- [Directions for this task]
Copy each line holding the string "difference".
#### Data lines
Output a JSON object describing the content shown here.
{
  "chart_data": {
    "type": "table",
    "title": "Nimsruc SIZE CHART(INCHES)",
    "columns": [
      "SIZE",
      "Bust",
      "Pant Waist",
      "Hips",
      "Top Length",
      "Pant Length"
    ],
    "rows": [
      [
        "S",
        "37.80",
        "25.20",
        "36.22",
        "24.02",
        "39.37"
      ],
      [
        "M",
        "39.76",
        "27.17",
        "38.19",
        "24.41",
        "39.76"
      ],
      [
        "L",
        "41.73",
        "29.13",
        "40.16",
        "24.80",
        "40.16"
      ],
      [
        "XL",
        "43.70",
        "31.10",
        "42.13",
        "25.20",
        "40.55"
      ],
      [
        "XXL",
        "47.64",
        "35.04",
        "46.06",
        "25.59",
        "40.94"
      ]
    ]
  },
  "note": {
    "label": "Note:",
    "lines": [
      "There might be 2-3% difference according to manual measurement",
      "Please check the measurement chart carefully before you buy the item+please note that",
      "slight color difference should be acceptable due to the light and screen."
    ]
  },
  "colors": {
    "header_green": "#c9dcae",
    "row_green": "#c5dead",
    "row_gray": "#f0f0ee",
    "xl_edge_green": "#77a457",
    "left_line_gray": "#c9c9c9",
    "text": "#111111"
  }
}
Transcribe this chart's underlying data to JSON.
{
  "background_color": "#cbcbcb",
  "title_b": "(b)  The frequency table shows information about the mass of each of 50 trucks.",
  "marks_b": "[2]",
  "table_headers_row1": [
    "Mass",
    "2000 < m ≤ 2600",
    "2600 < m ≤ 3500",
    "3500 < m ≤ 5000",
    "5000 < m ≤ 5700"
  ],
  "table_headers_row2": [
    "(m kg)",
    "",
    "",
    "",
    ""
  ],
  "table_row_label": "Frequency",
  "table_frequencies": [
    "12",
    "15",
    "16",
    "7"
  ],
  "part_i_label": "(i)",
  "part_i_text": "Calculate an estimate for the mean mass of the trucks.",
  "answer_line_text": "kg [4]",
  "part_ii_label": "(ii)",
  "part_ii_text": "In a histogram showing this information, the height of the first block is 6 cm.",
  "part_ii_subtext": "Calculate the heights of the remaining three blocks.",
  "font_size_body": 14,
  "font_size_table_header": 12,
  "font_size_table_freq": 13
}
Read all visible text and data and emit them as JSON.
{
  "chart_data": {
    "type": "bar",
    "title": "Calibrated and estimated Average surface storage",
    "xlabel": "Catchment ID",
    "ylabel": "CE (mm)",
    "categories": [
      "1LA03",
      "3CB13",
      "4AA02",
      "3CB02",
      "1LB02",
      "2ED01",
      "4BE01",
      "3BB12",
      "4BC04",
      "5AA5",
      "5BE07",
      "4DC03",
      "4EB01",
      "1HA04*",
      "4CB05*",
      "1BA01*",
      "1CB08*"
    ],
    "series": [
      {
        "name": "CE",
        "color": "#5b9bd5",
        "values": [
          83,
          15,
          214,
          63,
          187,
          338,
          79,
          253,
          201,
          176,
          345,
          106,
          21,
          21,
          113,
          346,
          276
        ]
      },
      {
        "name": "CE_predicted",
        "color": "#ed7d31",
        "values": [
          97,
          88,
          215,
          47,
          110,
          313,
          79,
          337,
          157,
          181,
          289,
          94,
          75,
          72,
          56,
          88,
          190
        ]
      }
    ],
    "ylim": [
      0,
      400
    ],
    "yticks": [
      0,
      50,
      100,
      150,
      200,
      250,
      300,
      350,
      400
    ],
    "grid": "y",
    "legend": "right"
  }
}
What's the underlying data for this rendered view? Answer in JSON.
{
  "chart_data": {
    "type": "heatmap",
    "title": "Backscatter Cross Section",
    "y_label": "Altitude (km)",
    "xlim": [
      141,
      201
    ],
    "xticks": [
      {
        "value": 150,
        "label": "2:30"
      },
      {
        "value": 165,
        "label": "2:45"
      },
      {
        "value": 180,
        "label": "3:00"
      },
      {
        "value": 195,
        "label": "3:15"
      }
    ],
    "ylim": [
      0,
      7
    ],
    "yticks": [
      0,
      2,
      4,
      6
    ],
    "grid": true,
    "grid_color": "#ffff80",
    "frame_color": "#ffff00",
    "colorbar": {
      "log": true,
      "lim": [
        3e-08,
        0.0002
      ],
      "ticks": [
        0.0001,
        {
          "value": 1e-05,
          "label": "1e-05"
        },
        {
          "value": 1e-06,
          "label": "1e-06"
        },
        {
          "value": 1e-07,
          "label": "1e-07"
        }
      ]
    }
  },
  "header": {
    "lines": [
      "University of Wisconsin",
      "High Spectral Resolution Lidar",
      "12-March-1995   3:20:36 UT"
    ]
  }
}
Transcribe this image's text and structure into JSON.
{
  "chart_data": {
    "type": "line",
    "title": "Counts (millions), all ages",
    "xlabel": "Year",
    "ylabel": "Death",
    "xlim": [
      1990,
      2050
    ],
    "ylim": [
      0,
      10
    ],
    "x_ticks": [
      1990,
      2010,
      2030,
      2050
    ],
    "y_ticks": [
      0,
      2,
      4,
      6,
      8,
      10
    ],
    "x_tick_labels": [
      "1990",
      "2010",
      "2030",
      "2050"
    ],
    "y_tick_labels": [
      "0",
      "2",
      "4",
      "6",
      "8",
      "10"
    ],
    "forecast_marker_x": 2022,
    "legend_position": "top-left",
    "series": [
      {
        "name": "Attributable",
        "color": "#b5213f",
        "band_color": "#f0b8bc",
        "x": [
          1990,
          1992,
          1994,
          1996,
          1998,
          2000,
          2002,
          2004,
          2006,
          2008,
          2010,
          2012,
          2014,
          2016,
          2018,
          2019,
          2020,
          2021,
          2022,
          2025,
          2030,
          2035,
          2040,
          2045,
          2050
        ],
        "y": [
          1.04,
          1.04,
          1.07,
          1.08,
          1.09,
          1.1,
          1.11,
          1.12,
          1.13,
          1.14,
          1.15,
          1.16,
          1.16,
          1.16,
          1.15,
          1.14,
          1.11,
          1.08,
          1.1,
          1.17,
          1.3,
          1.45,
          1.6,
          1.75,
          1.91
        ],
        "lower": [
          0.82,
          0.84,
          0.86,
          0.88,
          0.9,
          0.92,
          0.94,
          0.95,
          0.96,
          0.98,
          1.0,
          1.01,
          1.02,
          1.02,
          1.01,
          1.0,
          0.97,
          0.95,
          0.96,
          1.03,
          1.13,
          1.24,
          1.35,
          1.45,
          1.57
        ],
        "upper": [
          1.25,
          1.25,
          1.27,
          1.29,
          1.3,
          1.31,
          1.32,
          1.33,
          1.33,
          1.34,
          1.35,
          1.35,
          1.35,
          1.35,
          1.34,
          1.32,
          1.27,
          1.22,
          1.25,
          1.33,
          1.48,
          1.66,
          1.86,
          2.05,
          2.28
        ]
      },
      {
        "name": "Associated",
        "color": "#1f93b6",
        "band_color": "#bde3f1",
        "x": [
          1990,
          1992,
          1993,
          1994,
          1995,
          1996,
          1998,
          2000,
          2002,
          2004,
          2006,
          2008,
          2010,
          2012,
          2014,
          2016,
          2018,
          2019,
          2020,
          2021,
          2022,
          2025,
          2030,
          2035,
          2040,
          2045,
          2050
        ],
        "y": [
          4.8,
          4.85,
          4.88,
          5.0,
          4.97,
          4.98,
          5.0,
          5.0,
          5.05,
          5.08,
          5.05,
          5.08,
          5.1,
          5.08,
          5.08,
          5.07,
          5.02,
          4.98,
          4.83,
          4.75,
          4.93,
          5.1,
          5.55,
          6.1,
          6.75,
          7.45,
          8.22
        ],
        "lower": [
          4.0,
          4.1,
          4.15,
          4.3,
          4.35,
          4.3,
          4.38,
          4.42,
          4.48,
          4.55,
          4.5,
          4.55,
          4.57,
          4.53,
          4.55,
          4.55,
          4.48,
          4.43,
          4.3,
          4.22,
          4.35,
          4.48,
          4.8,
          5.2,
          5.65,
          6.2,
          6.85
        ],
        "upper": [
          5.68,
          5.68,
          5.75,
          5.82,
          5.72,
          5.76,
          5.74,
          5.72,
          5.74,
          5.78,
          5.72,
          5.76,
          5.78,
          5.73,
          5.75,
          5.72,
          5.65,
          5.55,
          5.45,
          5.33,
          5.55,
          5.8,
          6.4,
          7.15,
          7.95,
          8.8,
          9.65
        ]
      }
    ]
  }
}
########
- [Result for this exercise]
      "There might be 2-3% difference according to manual measurement",
      "slight color difference should be acceptable due to the light and screen."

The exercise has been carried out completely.